▸ Trecho do documento

Sunday, 22 de December de 2024 ISSN 1519-7670 - Ano 24 - nº 1319

Paulo Machado

‘Essa foi a pergunta que me fiz quando fui convidado pelo presidente da Radiobrás para assumir a função de ouvidor. Logo me ocorreu a imagem de um cara com uma orelha enorme que ouvia tudo que o público tinha a dizer e repassava para aqueles(as) que fazem o jornalismo e a nossa programação. Depois ouvia suas considerações e as retransmitia ao público.

Essa figura caricata do ouvidor em meu pensamento foi evoluindo no decorrer dos últimos meses, tempo que tive para tomar pé da situação, entender as expectativas dos profissionais da empresa em relação ao trabalho da ouvidoria, ser apresentado a minha equipe e iniciar o diálogo com o(a) cidadão(ã).

▸ Trecho de dados

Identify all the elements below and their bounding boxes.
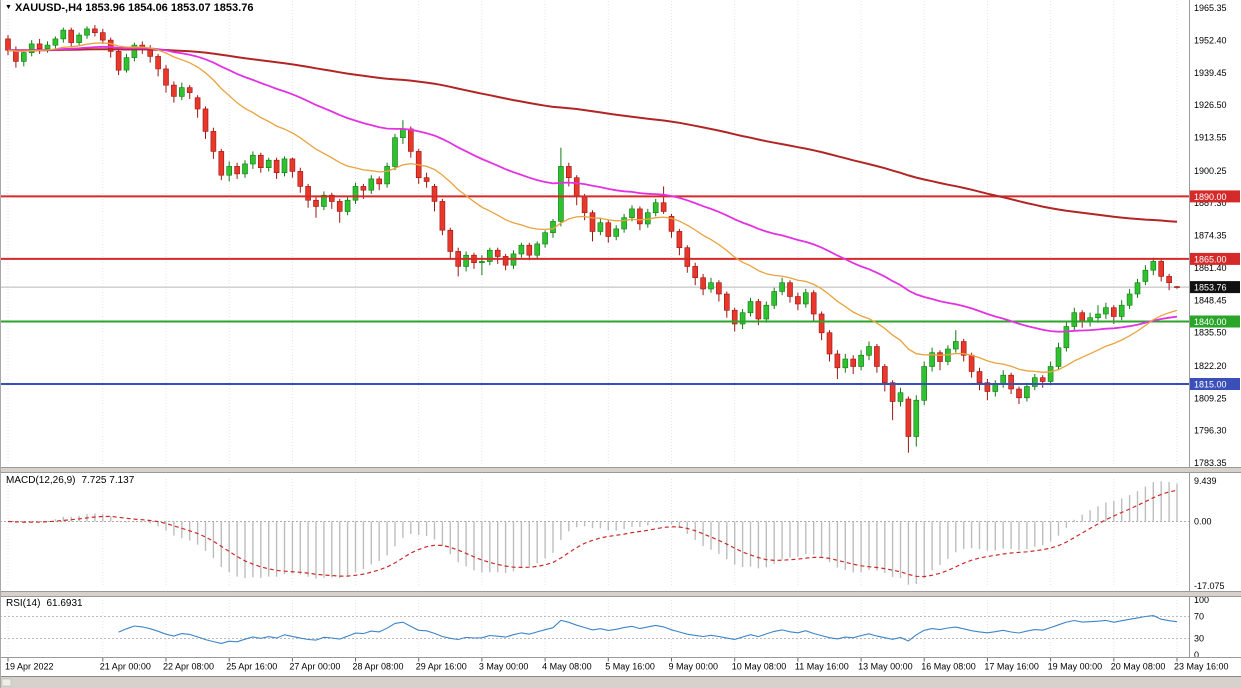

▸ Tarefa
Reproduza fielmente, no texto sobre a função de ouvidor, o trecho que vai de "Sunday, 22 de" até "com o(a) cidadão(ã).".

▸ Resposta escrita
Sunday, 22 de December de 2024 ISSN 1519-7670 - Ano 24 - nº 1319

Paulo Machado

‘Essa foi a pergunta que me fiz quando fui convidado pelo presidente da Radiobrás para assumir a função de ouvidor. Logo me ocorreu a imagem de um cara com uma orelha enorme que ouvia tudo que o público tinha a dizer e repassava para aqueles(as) que fazem o jornalismo e a nossa programação. Depois ouvia suas considerações e as retransmitia ao público.

Essa figura caricata do ouvidor em meu pensamento foi evoluindo no decorrer dos últimos meses, tempo que tive para tomar pé da situação, entender as expectativas dos profissionais da empresa em relação ao trabalho da ouvidoria, ser apresentado a minha equipe e iniciar o diálogo com o(a) cidadão(ã).